Reproduce each line of the material below verbatim, omitting the picture placeholders.

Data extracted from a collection
----

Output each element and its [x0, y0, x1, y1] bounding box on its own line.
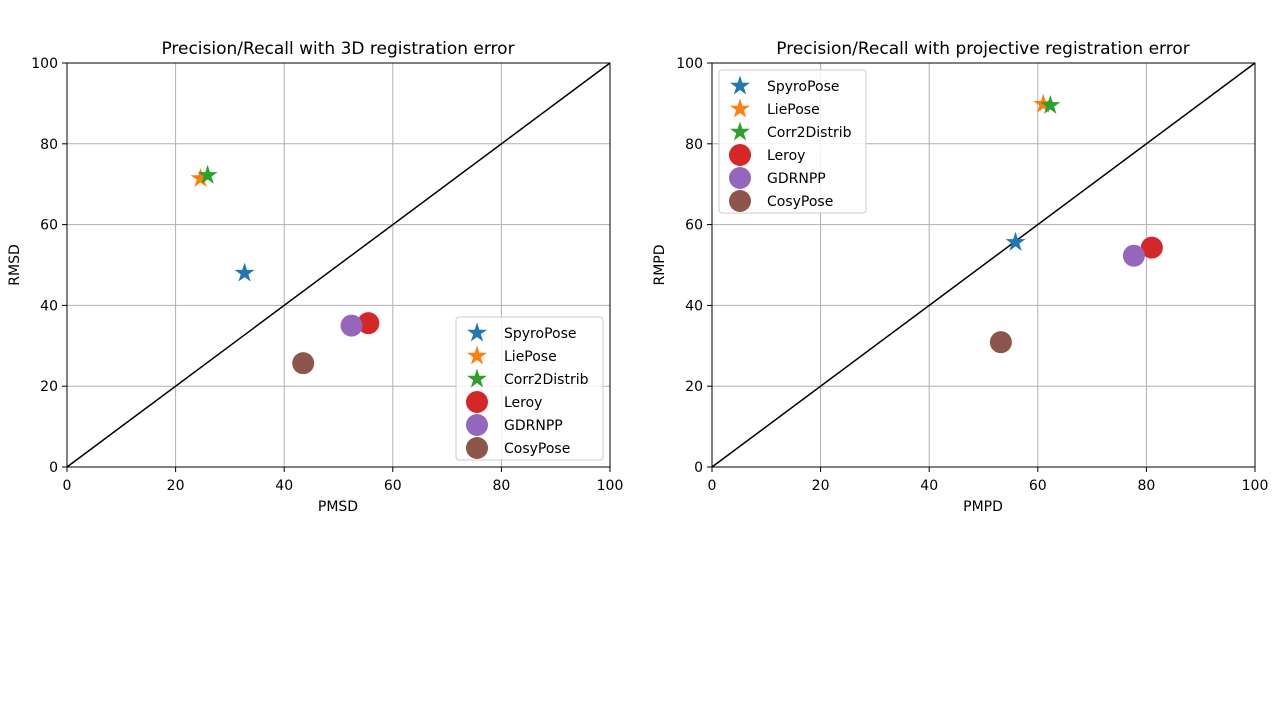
- x-tick-label: 0: [63, 478, 72, 494]
- y-tick-label: 80: [685, 137, 703, 153]
- legend-marker-corr2distrib: [467, 368, 487, 388]
- y-tick-label: 60: [40, 218, 58, 234]
- x-tick-label: 40: [920, 478, 938, 494]
- point-corr2distrib: [1040, 94, 1061, 114]
- x-tick-label: 80: [492, 478, 510, 494]
- legend-box: [718, 69, 867, 214]
- chart-title: Precision/Recall with 3D registration er…: [161, 39, 514, 59]
- x-tick-label: 80: [1137, 478, 1155, 494]
- legend-marker-leroy: [466, 391, 488, 413]
- y-tick-label: 40: [685, 298, 703, 314]
- x-tick-label: 60: [1029, 478, 1047, 494]
- legend-marker-spyropose: [467, 322, 487, 342]
- point-gdrnpp: [1122, 244, 1145, 267]
- y-tick-label: 100: [676, 56, 703, 72]
- point-spyropose: [234, 262, 255, 282]
- y-axis: 0 20 40 60 80 100: [676, 56, 712, 476]
- chart-projective-registration: Precision/Recall with projective registr…: [652, 39, 1268, 515]
- point-leroy: [1140, 236, 1163, 259]
- legend-marker-leroy: [729, 144, 751, 166]
- legend-label: GDRNPP: [504, 418, 563, 434]
- legend-marker-cosypose: [729, 190, 751, 212]
- point-leroy: [357, 312, 380, 335]
- x-tick-label: 20: [167, 478, 185, 494]
- x-axis-label: PMPD: [963, 499, 1003, 515]
- legend-marker-spyropose: [730, 75, 750, 95]
- y-tick-label: 0: [694, 460, 703, 476]
- point-liepose: [190, 168, 211, 188]
- y-tick-label: 100: [31, 56, 58, 72]
- legend-marker-liepose: [730, 98, 750, 118]
- plot-frame: [66, 62, 611, 468]
- legend-label: CosyPose: [767, 194, 833, 210]
- chart-3d-registration: Precision/Recall with 3D registration er…: [7, 39, 623, 515]
- x-tick-label: 20: [812, 478, 830, 494]
- legend-label: GDRNPP: [767, 171, 826, 187]
- point-spyropose: [1005, 231, 1026, 251]
- point-gdrnpp: [340, 314, 363, 337]
- x-axis: 0 20 40 60 80 100: [63, 467, 624, 494]
- legend-label: Corr2Distrib: [767, 125, 852, 141]
- x-axis-label: PMSD: [318, 499, 358, 515]
- diagonal-line: [66, 62, 611, 468]
- x-tick-label: 100: [597, 478, 624, 494]
- legend-label: CosyPose: [504, 441, 570, 457]
- data-points: [190, 164, 380, 375]
- x-tick-label: 0: [708, 478, 717, 494]
- x-tick-label: 40: [275, 478, 293, 494]
- legend-label: SpyroPose: [767, 79, 840, 95]
- y-tick-label: 80: [40, 137, 58, 153]
- legend: SpyroPose LiePose Corr2Distrib Leroy GDRNPP C…: [718, 69, 867, 214]
- legend-marker-gdrnpp: [729, 167, 751, 189]
- chart-title: Precision/Recall with projective registr…: [776, 39, 1189, 59]
- legend-label: SpyroPose: [504, 326, 577, 342]
- legend-label: LiePose: [504, 349, 557, 365]
- point-cosypose: [989, 331, 1012, 354]
- diagonal-line: [711, 62, 1256, 468]
- legend-marker-cosypose: [466, 437, 488, 459]
- legend-label: LiePose: [767, 102, 820, 118]
- y-axis-label: RMSD: [7, 244, 23, 285]
- legend-box: [455, 316, 604, 461]
- legend-label: Leroy: [767, 148, 805, 164]
- x-axis: 0 20 40 60 80 100: [708, 467, 1269, 494]
- legend-label: Leroy: [504, 395, 542, 411]
- plot-frame: [711, 62, 1256, 468]
- y-axis: 0 20 40 60 80 100: [31, 56, 67, 476]
- x-tick-label: 100: [1242, 478, 1269, 494]
- y-tick-label: 20: [40, 379, 58, 395]
- data-points: [989, 93, 1163, 354]
- legend-marker-liepose: [467, 345, 487, 365]
- point-corr2distrib: [197, 164, 218, 184]
- x-tick-label: 60: [384, 478, 402, 494]
- y-tick-label: 20: [685, 379, 703, 395]
- y-tick-label: 40: [40, 298, 58, 314]
- point-cosypose: [292, 352, 315, 375]
- y-axis-label: RMPD: [652, 244, 668, 285]
- y-tick-label: 0: [49, 460, 58, 476]
- legend: SpyroPose LiePose Corr2Distrib Leroy GDRNPP C…: [455, 316, 604, 461]
- legend-label: Corr2Distrib: [504, 372, 589, 388]
- legend-marker-corr2distrib: [730, 121, 750, 141]
- legend-marker-gdrnpp: [466, 414, 488, 436]
- y-tick-label: 60: [685, 218, 703, 234]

----

> _Solution to this task_:
Output each element and its [x0, y0, x1, y1] bounding box on its own line.
- x-tick-label: 0: [63, 478, 72, 494]
- y-tick-label: 80: [685, 137, 703, 153]
- legend-marker-corr2distrib: [467, 368, 487, 388]
- y-tick-label: 60: [40, 218, 58, 234]
- x-tick-label: 40: [920, 478, 938, 494]
- point-corr2distrib: [1040, 94, 1061, 114]
- x-tick-label: 80: [492, 478, 510, 494]
- legend-box: [718, 69, 867, 214]
- chart-title: Precision/Recall with 3D registration er…: [161, 39, 514, 59]
- x-tick-label: 80: [1137, 478, 1155, 494]
- legend-marker-leroy: [466, 391, 488, 413]
- y-tick-label: 40: [685, 298, 703, 314]
- x-tick-label: 60: [1029, 478, 1047, 494]
- legend-marker-spyropose: [467, 322, 487, 342]
- point-gdrnpp: [1122, 244, 1145, 267]
- y-tick-label: 100: [676, 56, 703, 72]
- point-spyropose: [234, 262, 255, 282]
- y-axis: 0 20 40 60 80 100: [676, 56, 712, 476]
- chart-projective-registration: Precision/Recall with projective registr…: [652, 39, 1268, 515]
- point-leroy: [1140, 236, 1163, 259]
- legend-marker-leroy: [729, 144, 751, 166]
- legend-label: GDRNPP: [504, 418, 563, 434]
- legend-marker-cosypose: [729, 190, 751, 212]
- point-leroy: [357, 312, 380, 335]
- x-tick-label: 20: [167, 478, 185, 494]
- x-axis-label: PMPD: [963, 499, 1003, 515]
- legend-marker-spyropose: [730, 75, 750, 95]
- y-tick-label: 0: [694, 460, 703, 476]
- point-liepose: [190, 168, 211, 188]
- y-tick-label: 100: [31, 56, 58, 72]
- legend-marker-liepose: [730, 98, 750, 118]
- plot-frame: [66, 62, 611, 468]
- legend-label: CosyPose: [767, 194, 833, 210]
- chart-3d-registration: Precision/Recall with 3D registration er…: [7, 39, 623, 515]
- x-tick-label: 20: [812, 478, 830, 494]
- legend-label: GDRNPP: [767, 171, 826, 187]
- point-spyropose: [1005, 231, 1026, 251]
- point-gdrnpp: [340, 314, 363, 337]
- x-axis: 0 20 40 60 80 100: [63, 467, 624, 494]
- legend-label: Corr2Distrib: [767, 125, 852, 141]
- x-axis-label: PMSD: [318, 499, 358, 515]
- diagonal-line: [66, 62, 611, 468]
- x-tick-label: 100: [597, 478, 624, 494]
- legend-label: CosyPose: [504, 441, 570, 457]
- data-points: [190, 164, 380, 375]
- x-tick-label: 0: [708, 478, 717, 494]
- x-tick-label: 40: [275, 478, 293, 494]
- legend-label: SpyroPose: [767, 79, 840, 95]
- y-tick-label: 80: [40, 137, 58, 153]
- legend: SpyroPose LiePose Corr2Distrib Leroy GDRNPP C…: [718, 69, 867, 214]
- legend-marker-gdrnpp: [729, 167, 751, 189]
- chart-title: Precision/Recall with projective registr…: [776, 39, 1189, 59]
- legend-label: SpyroPose: [504, 326, 577, 342]
- legend-label: LiePose: [504, 349, 557, 365]
- point-cosypose: [989, 331, 1012, 354]
- diagonal-line: [711, 62, 1256, 468]
- legend-marker-cosypose: [466, 437, 488, 459]
- legend-label: LiePose: [767, 102, 820, 118]
- y-axis-label: RMSD: [7, 244, 23, 285]
- legend-box: [455, 316, 604, 461]
- legend-label: Leroy: [767, 148, 805, 164]
- x-axis: 0 20 40 60 80 100: [708, 467, 1269, 494]
- legend-label: Leroy: [504, 395, 542, 411]
- plot-frame: [711, 62, 1256, 468]
- y-axis: 0 20 40 60 80 100: [31, 56, 67, 476]
- x-tick-label: 100: [1242, 478, 1269, 494]
- y-tick-label: 20: [40, 379, 58, 395]
- data-points: [989, 93, 1163, 354]
- legend-marker-liepose: [467, 345, 487, 365]
- point-corr2distrib: [197, 164, 218, 184]
- x-tick-label: 60: [384, 478, 402, 494]
- y-tick-label: 20: [685, 379, 703, 395]
- y-tick-label: 40: [40, 298, 58, 314]
- point-cosypose: [292, 352, 315, 375]
- y-axis-label: RMPD: [652, 244, 668, 285]
- y-tick-label: 0: [49, 460, 58, 476]
- legend: SpyroPose LiePose Corr2Distrib Leroy GDRNPP C…: [455, 316, 604, 461]
- legend-label: Corr2Distrib: [504, 372, 589, 388]
- legend-marker-corr2distrib: [730, 121, 750, 141]
- legend-marker-gdrnpp: [466, 414, 488, 436]
- y-tick-label: 60: [685, 218, 703, 234]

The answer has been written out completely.